Data entries:
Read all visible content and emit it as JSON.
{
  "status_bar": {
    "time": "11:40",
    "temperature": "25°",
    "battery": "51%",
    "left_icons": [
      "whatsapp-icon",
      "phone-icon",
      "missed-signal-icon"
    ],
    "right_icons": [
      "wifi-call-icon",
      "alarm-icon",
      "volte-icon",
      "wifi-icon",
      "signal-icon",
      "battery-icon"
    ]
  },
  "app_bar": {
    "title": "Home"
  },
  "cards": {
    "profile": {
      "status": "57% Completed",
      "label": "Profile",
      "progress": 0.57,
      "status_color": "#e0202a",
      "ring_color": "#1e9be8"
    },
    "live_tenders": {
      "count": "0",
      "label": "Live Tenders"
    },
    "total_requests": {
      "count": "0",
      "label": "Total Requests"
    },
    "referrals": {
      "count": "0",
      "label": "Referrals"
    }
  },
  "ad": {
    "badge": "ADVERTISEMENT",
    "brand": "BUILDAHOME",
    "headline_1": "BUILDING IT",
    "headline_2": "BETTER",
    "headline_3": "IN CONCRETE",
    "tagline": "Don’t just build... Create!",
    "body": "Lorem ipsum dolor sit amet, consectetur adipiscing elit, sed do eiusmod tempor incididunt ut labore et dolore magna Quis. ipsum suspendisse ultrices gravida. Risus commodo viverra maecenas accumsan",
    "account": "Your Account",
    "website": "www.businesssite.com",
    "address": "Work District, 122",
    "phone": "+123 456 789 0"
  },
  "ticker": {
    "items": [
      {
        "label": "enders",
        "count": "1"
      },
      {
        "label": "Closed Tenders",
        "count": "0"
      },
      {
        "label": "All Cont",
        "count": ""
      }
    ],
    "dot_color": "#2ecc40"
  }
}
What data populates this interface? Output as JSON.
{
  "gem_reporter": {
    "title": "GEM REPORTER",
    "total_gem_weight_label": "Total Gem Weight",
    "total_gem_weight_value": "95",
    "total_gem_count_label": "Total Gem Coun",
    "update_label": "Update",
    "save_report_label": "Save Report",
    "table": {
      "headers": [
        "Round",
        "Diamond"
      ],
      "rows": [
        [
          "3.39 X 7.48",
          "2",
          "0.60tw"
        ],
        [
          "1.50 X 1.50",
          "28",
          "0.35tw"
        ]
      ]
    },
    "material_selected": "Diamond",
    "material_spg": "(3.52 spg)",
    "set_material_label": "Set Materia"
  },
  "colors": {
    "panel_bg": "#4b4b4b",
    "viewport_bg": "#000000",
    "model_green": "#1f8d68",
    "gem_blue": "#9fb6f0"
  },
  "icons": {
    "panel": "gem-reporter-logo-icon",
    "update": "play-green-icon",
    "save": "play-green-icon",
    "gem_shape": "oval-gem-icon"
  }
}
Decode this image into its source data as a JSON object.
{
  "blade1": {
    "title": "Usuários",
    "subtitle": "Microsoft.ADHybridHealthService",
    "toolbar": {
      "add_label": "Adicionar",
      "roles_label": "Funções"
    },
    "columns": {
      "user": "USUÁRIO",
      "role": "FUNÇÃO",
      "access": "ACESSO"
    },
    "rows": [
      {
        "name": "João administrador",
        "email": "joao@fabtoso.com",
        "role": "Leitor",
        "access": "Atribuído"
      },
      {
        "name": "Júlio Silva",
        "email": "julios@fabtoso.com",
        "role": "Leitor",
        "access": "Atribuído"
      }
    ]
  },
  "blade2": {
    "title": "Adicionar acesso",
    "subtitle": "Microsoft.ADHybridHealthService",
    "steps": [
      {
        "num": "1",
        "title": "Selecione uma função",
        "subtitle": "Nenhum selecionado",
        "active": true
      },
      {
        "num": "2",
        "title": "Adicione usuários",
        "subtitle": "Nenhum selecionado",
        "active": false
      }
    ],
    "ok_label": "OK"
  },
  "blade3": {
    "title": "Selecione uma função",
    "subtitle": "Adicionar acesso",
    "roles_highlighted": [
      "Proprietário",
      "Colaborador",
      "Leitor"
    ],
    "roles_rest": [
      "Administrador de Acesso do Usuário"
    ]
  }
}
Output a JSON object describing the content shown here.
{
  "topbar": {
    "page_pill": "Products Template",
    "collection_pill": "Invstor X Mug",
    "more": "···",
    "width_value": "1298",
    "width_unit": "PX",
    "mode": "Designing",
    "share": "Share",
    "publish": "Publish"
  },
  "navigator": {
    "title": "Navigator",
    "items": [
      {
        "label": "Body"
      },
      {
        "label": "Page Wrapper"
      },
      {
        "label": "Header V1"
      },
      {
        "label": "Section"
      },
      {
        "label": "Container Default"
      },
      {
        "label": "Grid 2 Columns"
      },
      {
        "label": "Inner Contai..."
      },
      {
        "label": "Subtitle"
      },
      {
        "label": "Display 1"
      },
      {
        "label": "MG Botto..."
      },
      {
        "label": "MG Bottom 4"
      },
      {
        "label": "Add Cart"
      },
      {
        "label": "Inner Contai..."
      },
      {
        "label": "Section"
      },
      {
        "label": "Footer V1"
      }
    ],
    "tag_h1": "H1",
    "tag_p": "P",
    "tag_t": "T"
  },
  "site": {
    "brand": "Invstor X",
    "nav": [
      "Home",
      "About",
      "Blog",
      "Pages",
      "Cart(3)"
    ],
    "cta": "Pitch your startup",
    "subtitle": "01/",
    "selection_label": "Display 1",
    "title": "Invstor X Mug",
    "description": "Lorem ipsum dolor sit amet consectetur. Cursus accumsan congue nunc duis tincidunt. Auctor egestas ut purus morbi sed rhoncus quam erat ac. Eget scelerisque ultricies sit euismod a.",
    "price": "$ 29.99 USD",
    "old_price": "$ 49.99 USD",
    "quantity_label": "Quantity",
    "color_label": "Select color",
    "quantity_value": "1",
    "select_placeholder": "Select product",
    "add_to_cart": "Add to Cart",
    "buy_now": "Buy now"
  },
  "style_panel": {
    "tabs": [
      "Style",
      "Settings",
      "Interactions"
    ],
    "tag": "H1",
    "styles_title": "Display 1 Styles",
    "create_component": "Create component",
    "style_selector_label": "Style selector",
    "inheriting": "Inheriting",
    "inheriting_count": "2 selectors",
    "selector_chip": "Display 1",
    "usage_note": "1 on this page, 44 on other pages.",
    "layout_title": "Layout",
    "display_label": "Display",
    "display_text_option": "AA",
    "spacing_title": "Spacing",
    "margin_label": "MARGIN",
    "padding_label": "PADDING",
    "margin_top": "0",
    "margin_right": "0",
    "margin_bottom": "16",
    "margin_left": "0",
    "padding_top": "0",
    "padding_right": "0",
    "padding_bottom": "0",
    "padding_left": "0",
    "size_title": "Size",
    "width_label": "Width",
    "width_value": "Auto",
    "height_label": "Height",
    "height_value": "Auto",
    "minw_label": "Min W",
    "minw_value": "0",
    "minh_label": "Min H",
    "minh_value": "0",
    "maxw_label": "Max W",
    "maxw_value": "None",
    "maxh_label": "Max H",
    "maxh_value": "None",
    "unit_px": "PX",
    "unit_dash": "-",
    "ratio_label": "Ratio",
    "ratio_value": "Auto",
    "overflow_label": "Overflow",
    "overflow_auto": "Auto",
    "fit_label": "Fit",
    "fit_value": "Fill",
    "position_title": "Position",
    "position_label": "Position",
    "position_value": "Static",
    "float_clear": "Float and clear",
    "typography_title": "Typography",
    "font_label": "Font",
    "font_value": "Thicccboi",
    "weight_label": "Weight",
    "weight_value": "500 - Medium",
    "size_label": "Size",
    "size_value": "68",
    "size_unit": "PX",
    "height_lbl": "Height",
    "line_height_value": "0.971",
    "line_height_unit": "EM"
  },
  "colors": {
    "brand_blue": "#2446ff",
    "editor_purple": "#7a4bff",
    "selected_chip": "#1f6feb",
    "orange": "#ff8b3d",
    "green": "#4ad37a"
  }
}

• _Task to complete_
Send back each record exactly as it stands.

• _Problem solution_
Read all visible content and emit it as JSON.
{
  "status_bar": {
    "time": "11:40",
    "temperature": "25°",
    "battery": "51%",
    "left_icons": [
      "whatsapp-icon",
      "phone-icon",
      "missed-signal-icon"
    ],
    "right_icons": [
      "wifi-call-icon",
      "alarm-icon",
      "volte-icon",
      "wifi-icon",
      "signal-icon",
      "battery-icon"
    ]
  },
  "app_bar": {
    "title": "Home"
  },
  "cards": {
    "profile": {
      "status": "57% Completed",
      "label": "Profile",
      "progress": 0.57,
      "status_color": "#e0202a",
      "ring_color": "#1e9be8"
    },
    "live_tenders": {
      "count": "0",
      "label": "Live Tenders"
    },
    "total_requests": {
      "count": "0",
      "label": "Total Requests"
    },
    "referrals": {
      "count": "0",
      "label": "Referrals"
    }
  },
  "ad": {
    "badge": "ADVERTISEMENT",
    "brand": "BUILDAHOME",
    "headline_1": "BUILDING IT",
    "headline_2": "BETTER",
    "headline_3": "IN CONCRETE",
    "tagline": "Don’t just build... Create!",
    "body": "Lorem ipsum dolor sit amet, consectetur adipiscing elit, sed do eiusmod tempor incididunt ut labore et dolore magna Quis. ipsum suspendisse ultrices gravida. Risus commodo viverra maecenas accumsan",
    "account": "Your Account",
    "website": "www.businesssite.com",
    "address": "Work District, 122",
    "phone": "+123 456 789 0"
  },
  "ticker": {
    "items": [
      {
        "label": "enders",
        "count": "1"
      },
      {
        "label": "Closed Tenders",
        "count": "0"
      },
      {
        "label": "All Cont",
        "count": ""
      }
    ],
    "dot_color": "#2ecc40"
  }
}
What data populates this interface? Output as JSON.
{
  "gem_reporter": {
    "title": "GEM REPORTER",
    "total_gem_weight_label": "Total Gem Weight",
    "total_gem_weight_value": "95",
    "total_gem_count_label": "Total Gem Coun",
    "update_label": "Update",
    "save_report_label": "Save Report",
    "table": {
      "headers": [
        "Round",
        "Diamond"
      ],
      "rows": [
        [
          "3.39 X 7.48",
          "2",
          "0.60tw"
        ],
        [
          "1.50 X 1.50",
          "28",
          "0.35tw"
        ]
      ]
    },
    "material_selected": "Diamond",
    "material_spg": "(3.52 spg)",
    "set_material_label": "Set Materia"
  },
  "colors": {
    "panel_bg": "#4b4b4b",
    "viewport_bg": "#000000",
    "model_green": "#1f8d68",
    "gem_blue": "#9fb6f0"
  },
  "icons": {
    "panel": "gem-reporter-logo-icon",
    "update": "play-green-icon",
    "save": "play-green-icon",
    "gem_shape": "oval-gem-icon"
  }
}
Decode this image into its source data as a JSON object.
{
  "blade1": {
    "title": "Usuários",
    "subtitle": "Microsoft.ADHybridHealthService",
    "toolbar": {
      "add_label": "Adicionar",
      "roles_label": "Funções"
    },
    "columns": {
      "user": "USUÁRIO",
      "role": "FUNÇÃO",
      "access": "ACESSO"
    },
    "rows": [
      {
        "name": "João administrador",
        "email": "joao@fabtoso.com",
        "role": "Leitor",
        "access": "Atribuído"
      },
      {
        "name": "Júlio Silva",
        "email": "julios@fabtoso.com",
        "role": "Leitor",
        "access": "Atribuído"
      }
    ]
  },
  "blade2": {
    "title": "Adicionar acesso",
    "subtitle": "Microsoft.ADHybridHealthService",
    "steps": [
      {
        "num": "1",
        "title": "Selecione uma função",
        "subtitle": "Nenhum selecionado",
        "active": true
      },
      {
        "num": "2",
        "title": "Adicione usuários",
        "subtitle": "Nenhum selecionado",
        "active": false
      }
    ],
    "ok_label": "OK"
  },
  "blade3": {
    "title": "Selecione uma função",
    "subtitle": "Adicionar acesso",
    "roles_highlighted": [
      "Proprietário",
      "Colaborador",
      "Leitor"
    ],
    "roles_rest": [
      "Administrador de Acesso do Usuário"
    ]
  }
}
Output a JSON object describing the content shown here.
{
  "topbar": {
    "page_pill": "Products Template",
    "collection_pill": "Invstor X Mug",
    "more": "···",
    "width_value": "1298",
    "width_unit": "PX",
    "mode": "Designing",
    "share": "Share",
    "publish": "Publish"
  },
  "navigator": {
    "title": "Navigator",
    "items": [
      {
        "label": "Body"
      },
      {
        "label": "Page Wrapper"
      },
      {
        "label": "Header V1"
      },
      {
        "label": "Section"
      },
      {
        "label": "Container Default"
      },
      {
        "label": "Grid 2 Columns"
      },
      {
        "label": "Inner Contai..."
      },
      {
        "label": "Subtitle"
      },
      {
        "label": "Display 1"
      },
      {
        "label": "MG Botto..."
      },
      {
        "label": "MG Bottom 4"
      },
      {
        "label": "Add Cart"
      },
      {
        "label": "Inner Contai..."
      },
      {
        "label": "Section"
      },
      {
        "label": "Footer V1"
      }
    ],
    "tag_h1": "H1",
    "tag_p": "P",
    "tag_t": "T"
  },
  "site": {
    "brand": "Invstor X",
    "nav": [
      "Home",
      "About",
      "Blog",
      "Pages",
      "Cart(3)"
    ],
    "cta": "Pitch your startup",
    "subtitle": "01/",
    "selection_label": "Display 1",
    "title": "Invstor X Mug",
    "description": "Lorem ipsum dolor sit amet consectetur. Cursus accumsan congue nunc duis tincidunt. Auctor egestas ut purus morbi sed rhoncus quam erat ac. Eget scelerisque ultricies sit euismod a.",
    "price": "$ 29.99 USD",
    "old_price": "$ 49.99 USD",
    "quantity_label": "Quantity",
    "color_label": "Select color",
    "quantity_value": "1",
    "select_placeholder": "Select product",
    "add_to_cart": "Add to Cart",
    "buy_now": "Buy now"
  },
  "style_panel": {
    "tabs": [
      "Style",
      "Settings",
      "Interactions"
    ],
    "tag": "H1",
    "styles_title": "Display 1 Styles",
    "create_component": "Create component",
    "style_selector_label": "Style selector",
    "inheriting": "Inheriting",
    "inheriting_count": "2 selectors",
    "selector_chip": "Display 1",
    "usage_note": "1 on this page, 44 on other pages.",
    "layout_title": "Layout",
    "display_label": "Display",
    "display_text_option": "AA",
    "spacing_title": "Spacing",
    "margin_label": "MARGIN",
    "padding_label": "PADDING",
    "margin_top": "0",
    "margin_right": "0",
    "margin_bottom": "16",
    "margin_left": "0",
    "padding_top": "0",
    "padding_right": "0",
    "padding_bottom": "0",
    "padding_left": "0",
    "size_title": "Size",
    "width_label": "Width",
    "width_value": "Auto",
    "height_label": "Height",
    "height_value": "Auto",
    "minw_label": "Min W",
    "minw_value": "0",
    "minh_label": "Min H",
    "minh_value": "0",
    "maxw_label": "Max W",
    "maxw_value": "None",
    "maxh_label": "Max H",
    "maxh_value": "None",
    "unit_px": "PX",
    "unit_dash": "-",
    "ratio_label": "Ratio",
    "ratio_value": "Auto",
    "overflow_label": "Overflow",
    "overflow_auto": "Auto",
    "fit_label": "Fit",
    "fit_value": "Fill",
    "position_title": "Position",
    "position_label": "Position",
    "position_value": "Static",
    "float_clear": "Float and clear",
    "typography_title": "Typography",
    "font_label": "Font",
    "font_value": "Thicccboi",
    "weight_label": "Weight",
    "weight_value": "500 - Medium",
    "size_label": "Size",
    "size_value": "68",
    "size_unit": "PX",
    "height_lbl": "Height",
    "line_height_value": "0.971",
    "line_height_unit": "EM"
  },
  "colors": {
    "brand_blue": "#2446ff",
    "editor_purple": "#7a4bff",
    "selected_chip": "#1f6feb",
    "orange": "#ff8b3d",
    "green": "#4ad37a"
  }
}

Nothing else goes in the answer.